"""

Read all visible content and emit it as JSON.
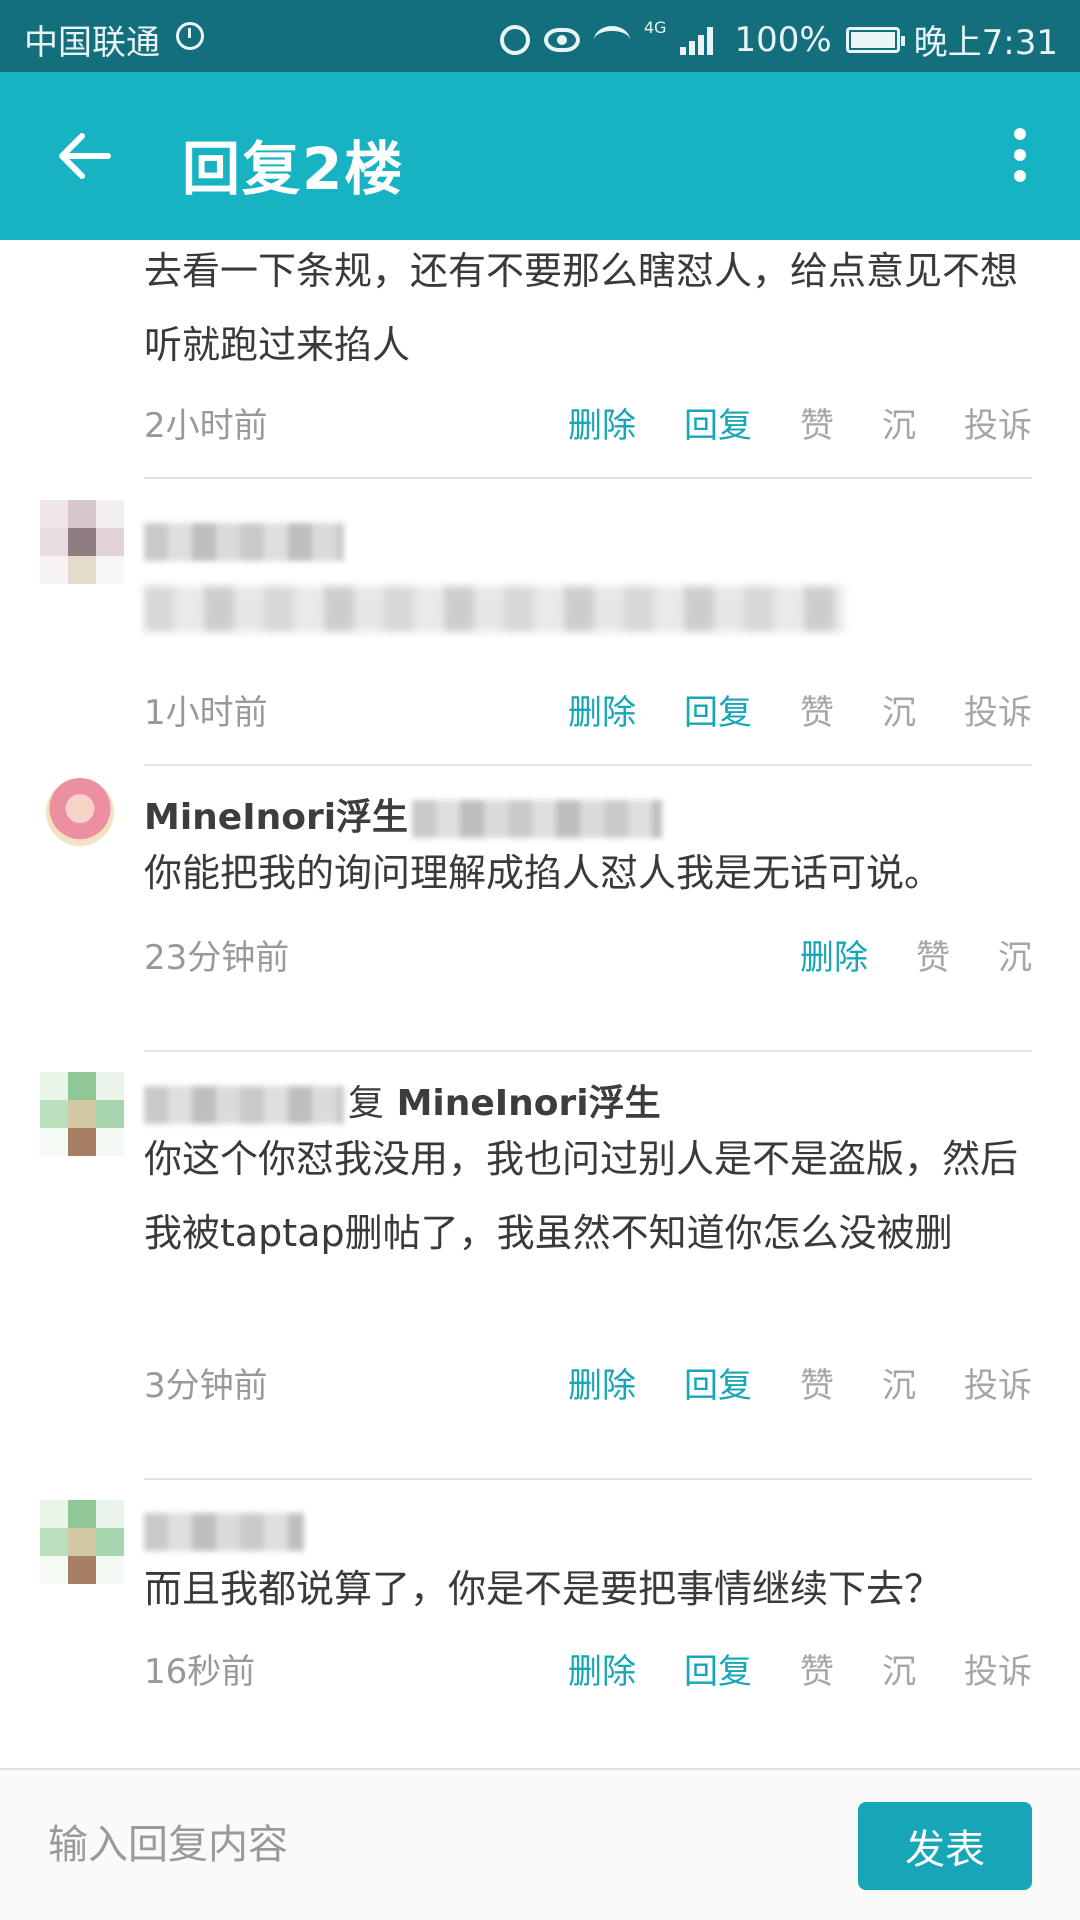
{
  "status_bar": {
    "carrier": "中国联通",
    "network": "4G",
    "battery": "100%",
    "time": "晚上7:31"
  },
  "header": {
    "title": "回复2楼"
  },
  "comments": [
    {
      "text": "去看一下条规，还有不要那么瞎怼人，给点意见不想听就跑过来掐人",
      "time": "2小时前",
      "actions": [
        "删除",
        "回复",
        "赞",
        "沉",
        "投诉"
      ]
    },
    {
      "author": "",
      "text": "",
      "time": "1小时前",
      "actions": [
        "删除",
        "回复",
        "赞",
        "沉",
        "投诉"
      ]
    },
    {
      "author": "MineInori浮生",
      "text": "你能把我的询问理解成掐人怼人我是无话可说。",
      "time": "23分钟前",
      "actions": [
        "删除",
        "赞",
        "沉"
      ]
    },
    {
      "author_suffix": "复",
      "reply_to": "MineInori浮生",
      "text": "你这个你怼我没用，我也问过别人是不是盗版，然后我被taptap删帖了，我虽然不知道你怎么没被删",
      "time": "3分钟前",
      "actions": [
        "删除",
        "回复",
        "赞",
        "沉",
        "投诉"
      ]
    },
    {
      "author": "",
      "text": "而且我都说算了，你是不是要把事情继续下去？",
      "time": "16秒前",
      "actions": [
        "删除",
        "回复",
        "赞",
        "沉",
        "投诉"
      ]
    }
  ],
  "reply_box": {
    "placeholder": "输入回复内容",
    "send_label": "发表"
  },
  "colors": {
    "status_bar": "#136f7c",
    "app_bar": "#17b3c3",
    "accent": "#17a6b8"
  }
}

"""

Task to carry out: Restate the data above exactly, stripping out each image.

Output of the exercise:
Read all visible content and emit it as JSON.
{
  "status_bar": {
    "carrier": "中国联通",
    "network": "4G",
    "battery": "100%",
    "time": "晚上7:31"
  },
  "header": {
    "title": "回复2楼"
  },
  "comments": [
    {
      "text": "去看一下条规，还有不要那么瞎怼人，给点意见不想听就跑过来掐人",
      "time": "2小时前",
      "actions": [
        "删除",
        "回复",
        "赞",
        "沉",
        "投诉"
      ]
    },
    {
      "author": "",
      "text": "",
      "time": "1小时前",
      "actions": [
        "删除",
        "回复",
        "赞",
        "沉",
        "投诉"
      ]
    },
    {
      "author": "MineInori浮生",
      "text": "你能把我的询问理解成掐人怼人我是无话可说。",
      "time": "23分钟前",
      "actions": [
        "删除",
        "赞",
        "沉"
      ]
    },
    {
      "author_suffix": "复",
      "reply_to": "MineInori浮生",
      "text": "你这个你怼我没用，我也问过别人是不是盗版，然后我被taptap删帖了，我虽然不知道你怎么没被删",
      "time": "3分钟前",
      "actions": [
        "删除",
        "回复",
        "赞",
        "沉",
        "投诉"
      ]
    },
    {
      "author": "",
      "text": "而且我都说算了，你是不是要把事情继续下去？",
      "time": "16秒前",
      "actions": [
        "删除",
        "回复",
        "赞",
        "沉",
        "投诉"
      ]
    }
  ],
  "reply_box": {
    "placeholder": "输入回复内容",
    "send_label": "发表"
  },
  "colors": {
    "status_bar": "#136f7c",
    "app_bar": "#17b3c3",
    "accent": "#17a6b8"
  }
}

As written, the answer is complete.